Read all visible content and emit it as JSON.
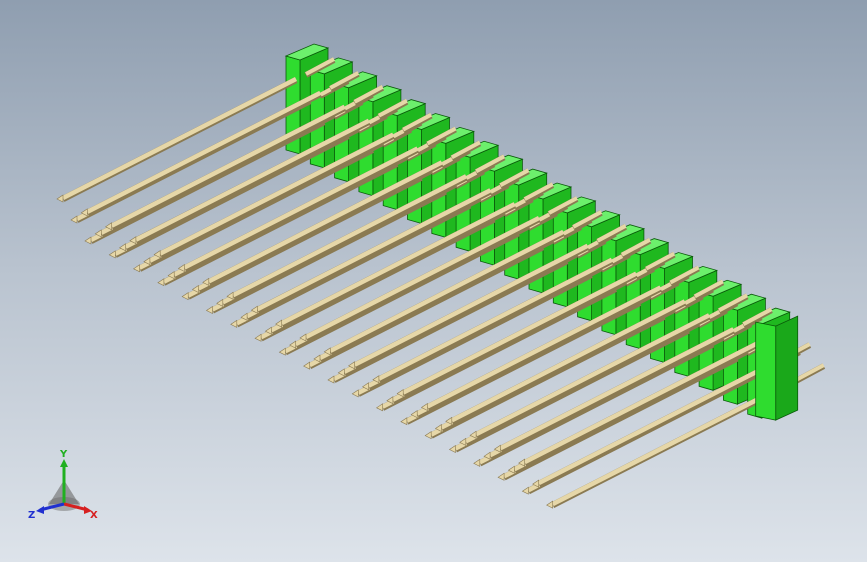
{
  "model": {
    "part": "pin-header-3x20",
    "rows": 3,
    "positions": 20,
    "housing_color": "#2fdc2f",
    "pin_color": "#e6d7a8"
  },
  "triad": {
    "labels": {
      "x": "X",
      "y": "Y",
      "z": "Z"
    },
    "colors": {
      "x": "#d62020",
      "y": "#20b020",
      "z": "#2030d0"
    }
  }
}
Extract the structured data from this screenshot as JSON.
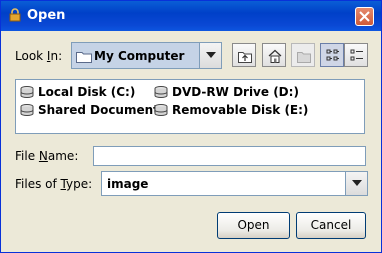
++++
Transcribe the whole listing, character for character, but not its images.

**COMPLETE ANSWER:**
Read all visible content and emit it as JSON.
{
  "model": {
    "part": "pin-header-3x20",
    "rows": 3,
    "positions": 20,
    "housing_color": "#2fdc2f",
    "pin_color": "#e6d7a8"
  },
  "triad": {
    "labels": {
      "x": "X",
      "y": "Y",
      "z": "Z"
    },
    "colors": {
      "x": "#d62020",
      "y": "#20b020",
      "z": "#2030d0"
    }
  }
}
Extract the structured data from this screenshot as JSON.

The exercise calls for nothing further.